### [Stored entries]
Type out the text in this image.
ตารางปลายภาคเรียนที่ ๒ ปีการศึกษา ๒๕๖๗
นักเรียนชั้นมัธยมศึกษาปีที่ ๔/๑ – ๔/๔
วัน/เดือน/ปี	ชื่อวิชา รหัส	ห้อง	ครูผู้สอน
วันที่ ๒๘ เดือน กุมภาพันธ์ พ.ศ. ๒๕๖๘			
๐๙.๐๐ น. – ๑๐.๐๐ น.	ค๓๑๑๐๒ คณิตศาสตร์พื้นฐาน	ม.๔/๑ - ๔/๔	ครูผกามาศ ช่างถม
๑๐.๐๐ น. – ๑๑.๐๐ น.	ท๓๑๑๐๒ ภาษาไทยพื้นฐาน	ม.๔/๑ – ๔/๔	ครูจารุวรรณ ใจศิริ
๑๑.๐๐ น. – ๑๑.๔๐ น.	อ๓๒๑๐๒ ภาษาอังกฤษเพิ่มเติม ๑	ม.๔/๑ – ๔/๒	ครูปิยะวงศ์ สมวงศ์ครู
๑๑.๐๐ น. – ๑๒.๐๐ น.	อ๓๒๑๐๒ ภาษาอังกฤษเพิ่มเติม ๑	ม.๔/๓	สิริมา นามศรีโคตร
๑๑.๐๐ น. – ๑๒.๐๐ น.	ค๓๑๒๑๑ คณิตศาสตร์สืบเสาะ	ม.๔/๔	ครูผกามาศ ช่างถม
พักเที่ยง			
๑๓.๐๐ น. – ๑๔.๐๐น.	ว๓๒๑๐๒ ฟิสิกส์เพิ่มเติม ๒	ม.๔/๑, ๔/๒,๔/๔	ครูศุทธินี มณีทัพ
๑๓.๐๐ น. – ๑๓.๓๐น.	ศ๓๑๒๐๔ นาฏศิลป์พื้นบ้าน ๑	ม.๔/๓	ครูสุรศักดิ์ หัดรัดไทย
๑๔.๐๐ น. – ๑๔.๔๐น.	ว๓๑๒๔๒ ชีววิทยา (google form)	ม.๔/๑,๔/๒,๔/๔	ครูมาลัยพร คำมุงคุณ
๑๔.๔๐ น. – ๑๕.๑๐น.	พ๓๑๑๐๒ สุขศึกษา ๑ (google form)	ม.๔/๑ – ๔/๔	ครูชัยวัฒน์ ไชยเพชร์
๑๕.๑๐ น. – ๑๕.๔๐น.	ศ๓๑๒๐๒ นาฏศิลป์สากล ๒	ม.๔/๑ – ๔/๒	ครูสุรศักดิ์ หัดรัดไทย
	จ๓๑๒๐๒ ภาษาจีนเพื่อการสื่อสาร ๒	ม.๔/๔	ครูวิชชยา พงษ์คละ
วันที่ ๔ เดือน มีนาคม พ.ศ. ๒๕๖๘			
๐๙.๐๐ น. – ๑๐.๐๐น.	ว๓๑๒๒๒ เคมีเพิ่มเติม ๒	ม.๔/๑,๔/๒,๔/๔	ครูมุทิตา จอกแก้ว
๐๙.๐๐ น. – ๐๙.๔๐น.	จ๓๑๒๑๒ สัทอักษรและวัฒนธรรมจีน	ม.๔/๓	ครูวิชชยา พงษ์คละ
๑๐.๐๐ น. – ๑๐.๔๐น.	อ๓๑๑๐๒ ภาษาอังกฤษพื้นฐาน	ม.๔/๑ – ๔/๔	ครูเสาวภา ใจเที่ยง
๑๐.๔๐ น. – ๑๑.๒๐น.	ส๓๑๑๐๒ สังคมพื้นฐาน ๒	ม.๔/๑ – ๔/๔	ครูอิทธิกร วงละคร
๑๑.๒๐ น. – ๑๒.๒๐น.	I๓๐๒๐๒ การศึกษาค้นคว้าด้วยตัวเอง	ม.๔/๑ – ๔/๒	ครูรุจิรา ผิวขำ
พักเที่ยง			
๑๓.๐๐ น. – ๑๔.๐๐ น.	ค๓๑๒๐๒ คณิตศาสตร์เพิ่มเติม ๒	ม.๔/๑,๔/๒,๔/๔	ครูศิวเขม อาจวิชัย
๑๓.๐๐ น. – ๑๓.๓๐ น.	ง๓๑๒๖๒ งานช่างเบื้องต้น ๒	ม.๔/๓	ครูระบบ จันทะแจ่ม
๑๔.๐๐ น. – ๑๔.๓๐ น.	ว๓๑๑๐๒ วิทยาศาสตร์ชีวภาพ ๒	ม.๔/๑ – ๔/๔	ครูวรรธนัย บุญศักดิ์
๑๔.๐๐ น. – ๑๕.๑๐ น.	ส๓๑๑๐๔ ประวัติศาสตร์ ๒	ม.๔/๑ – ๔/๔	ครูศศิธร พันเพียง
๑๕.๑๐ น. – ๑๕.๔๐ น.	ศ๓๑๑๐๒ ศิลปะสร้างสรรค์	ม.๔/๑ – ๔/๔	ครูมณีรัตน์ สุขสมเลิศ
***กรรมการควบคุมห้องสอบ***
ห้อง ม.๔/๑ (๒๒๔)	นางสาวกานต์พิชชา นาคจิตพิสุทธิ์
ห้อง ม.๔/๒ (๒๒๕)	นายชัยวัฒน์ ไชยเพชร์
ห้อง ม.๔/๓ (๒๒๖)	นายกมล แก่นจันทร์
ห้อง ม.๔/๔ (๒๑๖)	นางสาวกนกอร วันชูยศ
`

### [PROBLEM REQUIREMENTS]
Pull every line containing "ชชยา" from the material above.

### [PROBLEM SOLUTION]
	จ๓๑๒๐๒ ภาษาจีนเพื่อการสื่อสาร ๒	ม.๔/๔	ครูวิชชยา พงษ์คละ
๐๙.๐๐ น. – ๐๙.๔๐น.	จ๓๑๒๑๒ สัทอักษรและวัฒนธรรมจีน	ม.๔/๓	ครูวิชชยา พงษ์คละ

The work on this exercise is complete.